YOUR TASK: Reproduce the records below exactly, leaving out any pictures.

======== EXTRACTED INFORMATION ========

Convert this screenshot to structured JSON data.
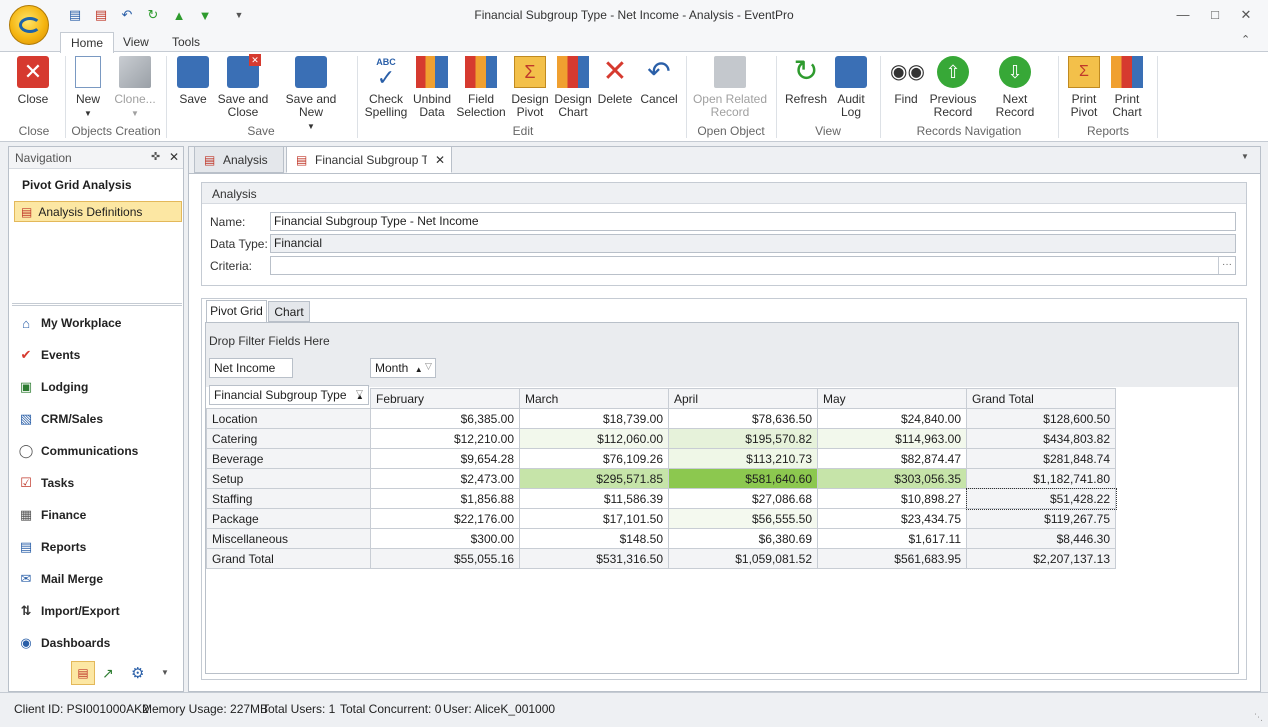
{
  "window": {
    "title": "Financial Subgroup Type - Net Income - Analysis - EventPro"
  },
  "ribbon": {
    "tabs": [
      "Home",
      "View",
      "Tools"
    ],
    "groups": {
      "close": "Close",
      "objects_creation": "Objects Creation",
      "save": "Save",
      "edit": "Edit",
      "open_object": "Open Object",
      "view": "View",
      "records_navigation": "Records Navigation",
      "reports": "Reports"
    },
    "buttons": {
      "close": "Close",
      "new": "New",
      "clone": "Clone...",
      "save": "Save",
      "save_and_close": "Save and Close",
      "save_and_new": "Save and New",
      "check_spelling": "Check Spelling",
      "unbind_data": "Unbind Data",
      "field_selection": "Field Selection",
      "design_pivot": "Design Pivot",
      "design_chart": "Design Chart",
      "delete": "Delete",
      "cancel": "Cancel",
      "open_related_record": "Open Related Record",
      "refresh": "Refresh",
      "audit_log": "Audit Log",
      "find": "Find",
      "previous_record": "Previous Record",
      "next_record": "Next Record",
      "print_pivot": "Print Pivot",
      "print_chart": "Print Chart"
    }
  },
  "navigation": {
    "header": "Navigation",
    "section_title": "Pivot Grid Analysis",
    "selected_item": "Analysis Definitions",
    "modules": [
      "My Workplace",
      "Events",
      "Lodging",
      "CRM/Sales",
      "Communications",
      "Tasks",
      "Finance",
      "Reports",
      "Mail Merge",
      "Import/Export",
      "Dashboards"
    ]
  },
  "doc_tabs": [
    "Analysis",
    "Financial Subgroup Type"
  ],
  "analysis": {
    "group_title": "Analysis",
    "name_label": "Name:",
    "name_value": "Financial Subgroup Type - Net Income",
    "data_type_label": "Data Type:",
    "data_type_value": "Financial",
    "criteria_label": "Criteria:",
    "criteria_value": "",
    "criteria_button": "···"
  },
  "inner_tabs": [
    "Pivot Grid",
    "Chart"
  ],
  "pivot": {
    "filter_area": "Drop Filter Fields Here",
    "data_field": "Net Income",
    "column_field": "Month",
    "row_field": "Financial Subgroup Type",
    "columns": [
      "February",
      "March",
      "April",
      "May",
      "Grand Total"
    ],
    "rows": [
      {
        "label": "Location",
        "values": [
          "$6,385.00",
          "$18,739.00",
          "$78,636.50",
          "$24,840.00",
          "$128,600.50"
        ]
      },
      {
        "label": "Catering",
        "values": [
          "$12,210.00",
          "$112,060.00",
          "$195,570.82",
          "$114,963.00",
          "$434,803.82"
        ]
      },
      {
        "label": "Beverage",
        "values": [
          "$9,654.28",
          "$76,109.26",
          "$113,210.73",
          "$82,874.47",
          "$281,848.74"
        ]
      },
      {
        "label": "Setup",
        "values": [
          "$2,473.00",
          "$295,571.85",
          "$581,640.60",
          "$303,056.35",
          "$1,182,741.80"
        ]
      },
      {
        "label": "Staffing",
        "values": [
          "$1,856.88",
          "$11,586.39",
          "$27,086.68",
          "$10,898.27",
          "$51,428.22"
        ]
      },
      {
        "label": "Package",
        "values": [
          "$22,176.00",
          "$17,101.50",
          "$56,555.50",
          "$23,434.75",
          "$119,267.75"
        ]
      },
      {
        "label": "Miscellaneous",
        "values": [
          "$300.00",
          "$148.50",
          "$6,380.69",
          "$1,617.11",
          "$8,446.30"
        ]
      },
      {
        "label": "Grand Total",
        "values": [
          "$55,055.16",
          "$531,316.50",
          "$1,059,081.52",
          "$561,683.95",
          "$2,207,137.13"
        ]
      }
    ]
  },
  "status": {
    "client_id": "Client ID: PSI001000AK2",
    "memory": "Memory Usage: 227MB",
    "total_users": "Total Users: 1",
    "total_concurrent": "Total Concurrent: 0",
    "user": "User: AliceK_001000"
  }
}
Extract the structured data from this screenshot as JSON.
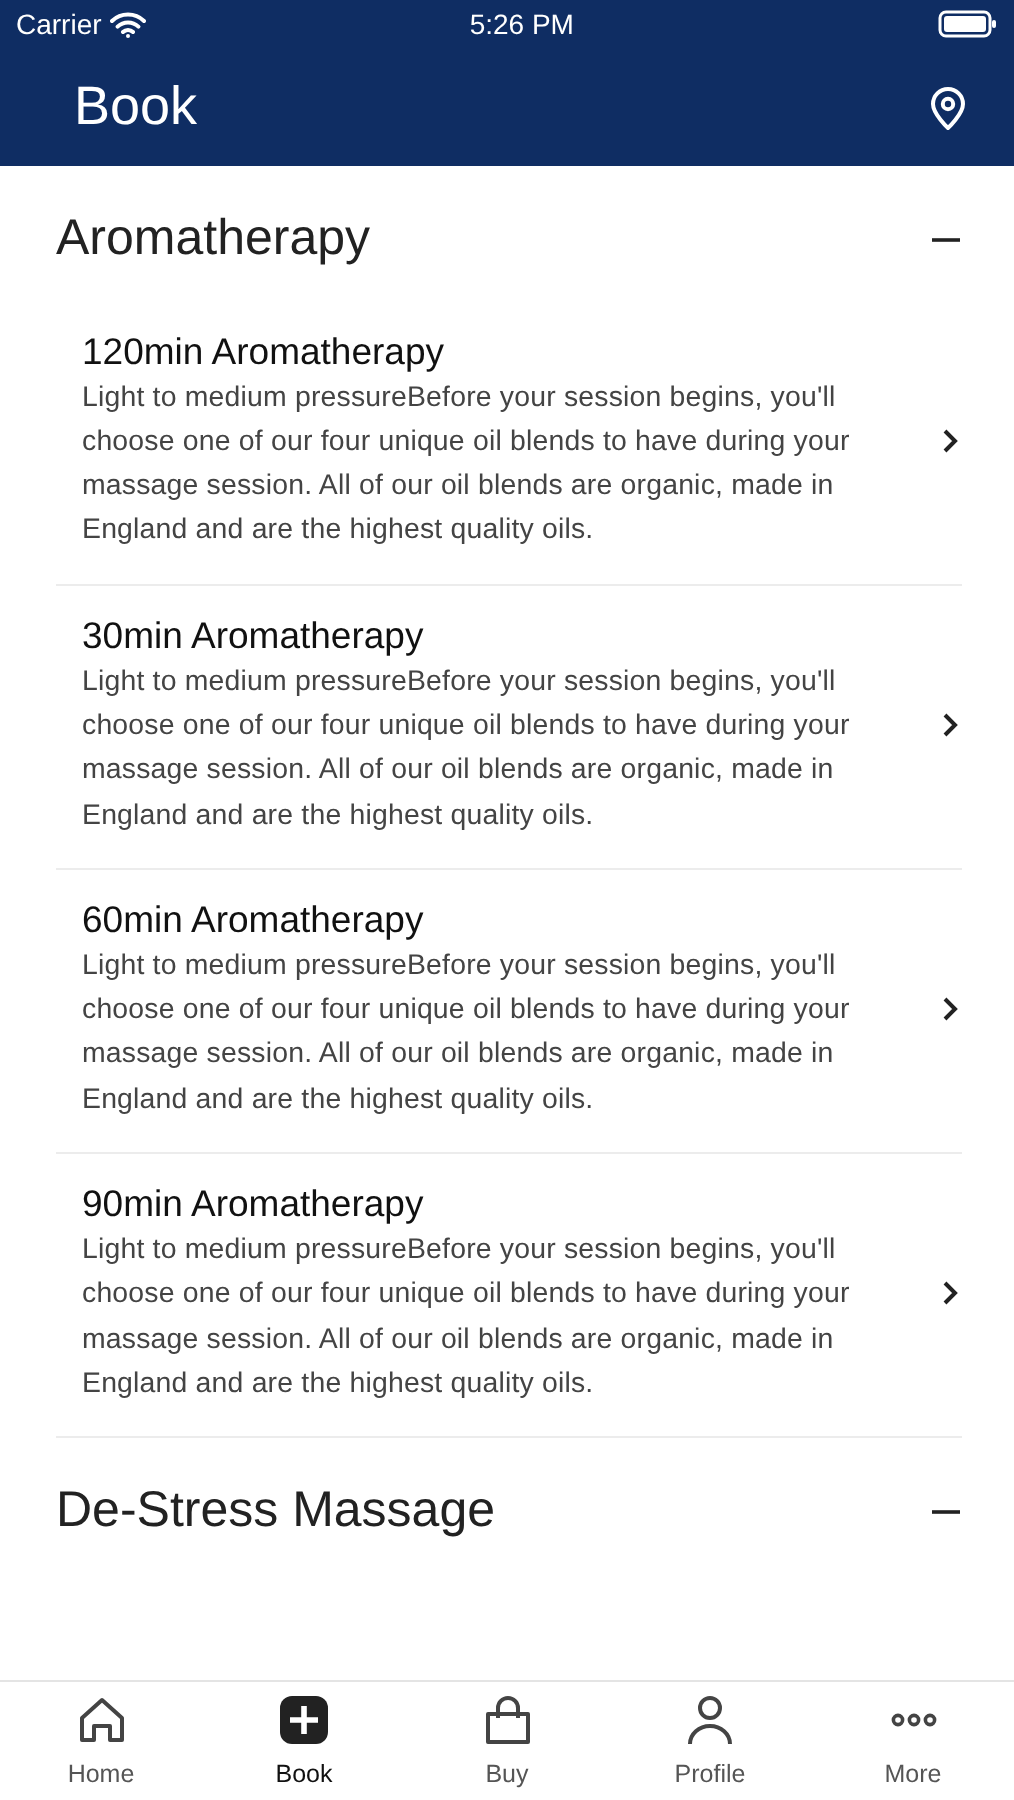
{
  "status_bar": {
    "carrier": "Carrier",
    "time": "5:26 PM"
  },
  "header": {
    "title": "Book"
  },
  "sections": [
    {
      "title": "Aromatherapy",
      "expanded": true,
      "items": [
        {
          "title": "120min Aromatherapy",
          "description": "Light to medium pressureBefore your session begins, you'll choose one of our four unique oil blends to have during your massage session. All of our oil blends are organic, made in England and are the highest quality oils."
        },
        {
          "title": "30min Aromatherapy",
          "description": "Light to medium pressureBefore your session begins, you'll choose one of our four unique oil blends to have during your massage session. All of our oil blends are organic, made in England and are the highest quality oils."
        },
        {
          "title": "60min Aromatherapy",
          "description": "Light to medium pressureBefore your session begins, you'll choose one of our four unique oil blends to have during your massage session. All of our oil blends are organic, made in England and are the highest quality oils."
        },
        {
          "title": "90min Aromatherapy",
          "description": "Light to medium pressureBefore your session begins, you'll choose one of our four unique oil blends to have during your massage session. All of our oil blends are organic, made in England and are the highest quality oils."
        }
      ]
    },
    {
      "title": "De-Stress Massage",
      "expanded": true
    }
  ],
  "tab_bar": [
    {
      "label": "Home",
      "kind": "home",
      "selected": false
    },
    {
      "label": "Book",
      "kind": "book",
      "selected": true
    },
    {
      "label": "Buy",
      "kind": "buy",
      "selected": false
    },
    {
      "label": "Profile",
      "kind": "profile",
      "selected": false
    },
    {
      "label": "More",
      "kind": "more",
      "selected": false
    }
  ]
}
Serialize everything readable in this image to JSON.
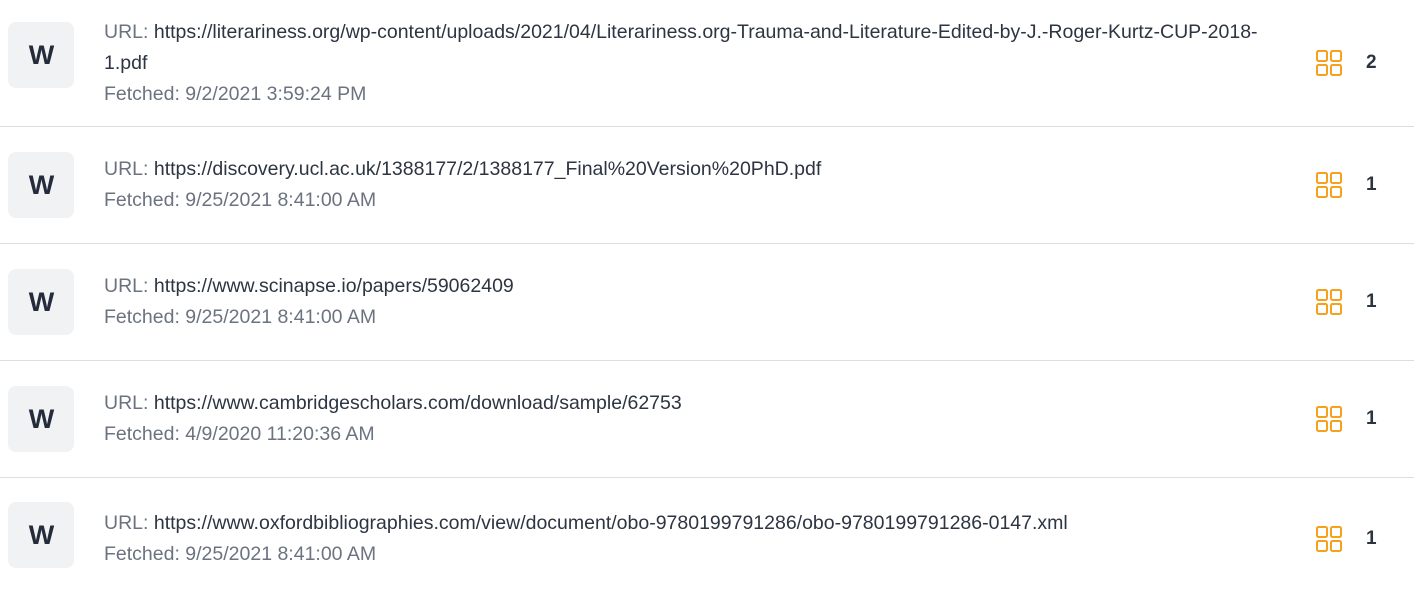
{
  "sources": [
    {
      "badge": "W",
      "url_label": "URL: ",
      "url": "https://literariness.org/wp-content/uploads/2021/04/Literariness.org-Trauma-and-Literature-Edited-by-J.-Roger-Kurtz-CUP-2018-1.pdf",
      "fetched": "Fetched: 9/2/2021 3:59:24 PM",
      "count": "2"
    },
    {
      "badge": "W",
      "url_label": "URL: ",
      "url": "https://discovery.ucl.ac.uk/1388177/2/1388177_Final%20Version%20PhD.pdf",
      "fetched": "Fetched: 9/25/2021 8:41:00 AM",
      "count": "1"
    },
    {
      "badge": "W",
      "url_label": "URL: ",
      "url": "https://www.scinapse.io/papers/59062409",
      "fetched": "Fetched: 9/25/2021 8:41:00 AM",
      "count": "1"
    },
    {
      "badge": "W",
      "url_label": "URL: ",
      "url": "https://www.cambridgescholars.com/download/sample/62753",
      "fetched": "Fetched: 4/9/2020 11:20:36 AM",
      "count": "1"
    },
    {
      "badge": "W",
      "url_label": "URL: ",
      "url": "https://www.oxfordbibliographies.com/view/document/obo-9780199791286/obo-9780199791286-0147.xml",
      "fetched": "Fetched: 9/25/2021 8:41:00 AM",
      "count": "1"
    }
  ],
  "icons": {
    "source_badge": "web-source-icon",
    "compare": "grid-compare-icon"
  },
  "colors": {
    "accent": "#f5a11c",
    "badge_bg": "#f1f2f4",
    "divider": "#dadde2"
  }
}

========

EXERCISE SOLUTION:
Convert this screenshot to structured JSON data.
{
  "window": {
    "title": "Financial Subgroup Type - Net Income - Analysis - EventPro"
  },
  "ribbon": {
    "tabs": [
      "Home",
      "View",
      "Tools"
    ],
    "groups": {
      "close": "Close",
      "objects_creation": "Objects Creation",
      "save": "Save",
      "edit": "Edit",
      "open_object": "Open Object",
      "view": "View",
      "records_navigation": "Records Navigation",
      "reports": "Reports"
    },
    "buttons": {
      "close": "Close",
      "new": "New",
      "clone": "Clone...",
      "save": "Save",
      "save_and_close": "Save and Close",
      "save_and_new": "Save and New",
      "check_spelling": "Check Spelling",
      "unbind_data": "Unbind Data",
      "field_selection": "Field Selection",
      "design_pivot": "Design Pivot",
      "design_chart": "Design Chart",
      "delete": "Delete",
      "cancel": "Cancel",
      "open_related_record": "Open Related Record",
      "refresh": "Refresh",
      "audit_log": "Audit Log",
      "find": "Find",
      "previous_record": "Previous Record",
      "next_record": "Next Record",
      "print_pivot": "Print Pivot",
      "print_chart": "Print Chart"
    }
  },
  "navigation": {
    "header": "Navigation",
    "section_title": "Pivot Grid Analysis",
    "selected_item": "Analysis Definitions",
    "modules": [
      "My Workplace",
      "Events",
      "Lodging",
      "CRM/Sales",
      "Communications",
      "Tasks",
      "Finance",
      "Reports",
      "Mail Merge",
      "Import/Export",
      "Dashboards"
    ]
  },
  "doc_tabs": [
    "Analysis",
    "Financial Subgroup Type"
  ],
  "analysis": {
    "group_title": "Analysis",
    "name_label": "Name:",
    "name_value": "Financial Subgroup Type - Net Income",
    "data_type_label": "Data Type:",
    "data_type_value": "Financial",
    "criteria_label": "Criteria:",
    "criteria_value": "",
    "criteria_button": "···"
  },
  "inner_tabs": [
    "Pivot Grid",
    "Chart"
  ],
  "pivot": {
    "filter_area": "Drop Filter Fields Here",
    "data_field": "Net Income",
    "column_field": "Month",
    "row_field": "Financial Subgroup Type",
    "columns": [
      "February",
      "March",
      "April",
      "May",
      "Grand Total"
    ],
    "rows": [
      {
        "label": "Location",
        "values": [
          "$6,385.00",
          "$18,739.00",
          "$78,636.50",
          "$24,840.00",
          "$128,600.50"
        ]
      },
      {
        "label": "Catering",
        "values": [
          "$12,210.00",
          "$112,060.00",
          "$195,570.82",
          "$114,963.00",
          "$434,803.82"
        ]
      },
      {
        "label": "Beverage",
        "values": [
          "$9,654.28",
          "$76,109.26",
          "$113,210.73",
          "$82,874.47",
          "$281,848.74"
        ]
      },
      {
        "label": "Setup",
        "values": [
          "$2,473.00",
          "$295,571.85",
          "$581,640.60",
          "$303,056.35",
          "$1,182,741.80"
        ]
      },
      {
        "label": "Staffing",
        "values": [
          "$1,856.88",
          "$11,586.39",
          "$27,086.68",
          "$10,898.27",
          "$51,428.22"
        ]
      },
      {
        "label": "Package",
        "values": [
          "$22,176.00",
          "$17,101.50",
          "$56,555.50",
          "$23,434.75",
          "$119,267.75"
        ]
      },
      {
        "label": "Miscellaneous",
        "values": [
          "$300.00",
          "$148.50",
          "$6,380.69",
          "$1,617.11",
          "$8,446.30"
        ]
      },
      {
        "label": "Grand Total",
        "values": [
          "$55,055.16",
          "$531,316.50",
          "$1,059,081.52",
          "$561,683.95",
          "$2,207,137.13"
        ]
      }
    ]
  },
  "status": {
    "client_id": "Client ID: PSI001000AK2",
    "memory": "Memory Usage: 227MB",
    "total_users": "Total Users: 1",
    "total_concurrent": "Total Concurrent: 0",
    "user": "User: AliceK_001000"
  }
}
Extract the structured data from this screenshot as JSON.
{
  "status_bar": {
    "carrier": "Carrier",
    "time": "5:26 PM"
  },
  "header": {
    "title": "Book"
  },
  "sections": [
    {
      "title": "Aromatherapy",
      "expanded": true,
      "items": [
        {
          "title": "120min Aromatherapy",
          "description": "Light to medium pressureBefore your session begins, you'll choose one of our four unique oil blends to have during your massage session. All of our oil blends are organic, made in England and are the highest quality oils."
        },
        {
          "title": "30min Aromatherapy",
          "description": "Light to medium pressureBefore your session begins, you'll choose one of our four unique oil blends to have during your massage session. All of our oil blends are organic, made in England and are the highest quality oils."
        },
        {
          "title": "60min Aromatherapy",
          "description": "Light to medium pressureBefore your session begins, you'll choose one of our four unique oil blends to have during your massage session. All of our oil blends are organic, made in England and are the highest quality oils."
        },
        {
          "title": "90min Aromatherapy",
          "description": "Light to medium pressureBefore your session begins, you'll choose one of our four unique oil blends to have during your massage session. All of our oil blends are organic, made in England and are the highest quality oils."
        }
      ]
    },
    {
      "title": "De-Stress Massage",
      "expanded": true
    }
  ],
  "tab_bar": [
    {
      "label": "Home",
      "kind": "home",
      "selected": false
    },
    {
      "label": "Book",
      "kind": "book",
      "selected": true
    },
    {
      "label": "Buy",
      "kind": "buy",
      "selected": false
    },
    {
      "label": "Profile",
      "kind": "profile",
      "selected": false
    },
    {
      "label": "More",
      "kind": "more",
      "selected": false
    }
  ]
}
Serialize everything readable in this image to JSON.
{
  "sources": [
    {
      "badge": "W",
      "url_label": "URL: ",
      "url": "https://literariness.org/wp-content/uploads/2021/04/Literariness.org-Trauma-and-Literature-Edited-by-J.-Roger-Kurtz-CUP-2018-1.pdf",
      "fetched": "Fetched: 9/2/2021 3:59:24 PM",
      "count": "2"
    },
    {
      "badge": "W",
      "url_label": "URL: ",
      "url": "https://discovery.ucl.ac.uk/1388177/2/1388177_Final%20Version%20PhD.pdf",
      "fetched": "Fetched: 9/25/2021 8:41:00 AM",
      "count": "1"
    },
    {
      "badge": "W",
      "url_label": "URL: ",
      "url": "https://www.scinapse.io/papers/59062409",
      "fetched": "Fetched: 9/25/2021 8:41:00 AM",
      "count": "1"
    },
    {
      "badge": "W",
      "url_label": "URL: ",
      "url": "https://www.cambridgescholars.com/download/sample/62753",
      "fetched": "Fetched: 4/9/2020 11:20:36 AM",
      "count": "1"
    },
    {
      "badge": "W",
      "url_label": "URL: ",
      "url": "https://www.oxfordbibliographies.com/view/document/obo-9780199791286/obo-9780199791286-0147.xml",
      "fetched": "Fetched: 9/25/2021 8:41:00 AM",
      "count": "1"
    }
  ],
  "icons": {
    "source_badge": "web-source-icon",
    "compare": "grid-compare-icon"
  },
  "colors": {
    "accent": "#f5a11c",
    "badge_bg": "#f1f2f4",
    "divider": "#dadde2"
  }
}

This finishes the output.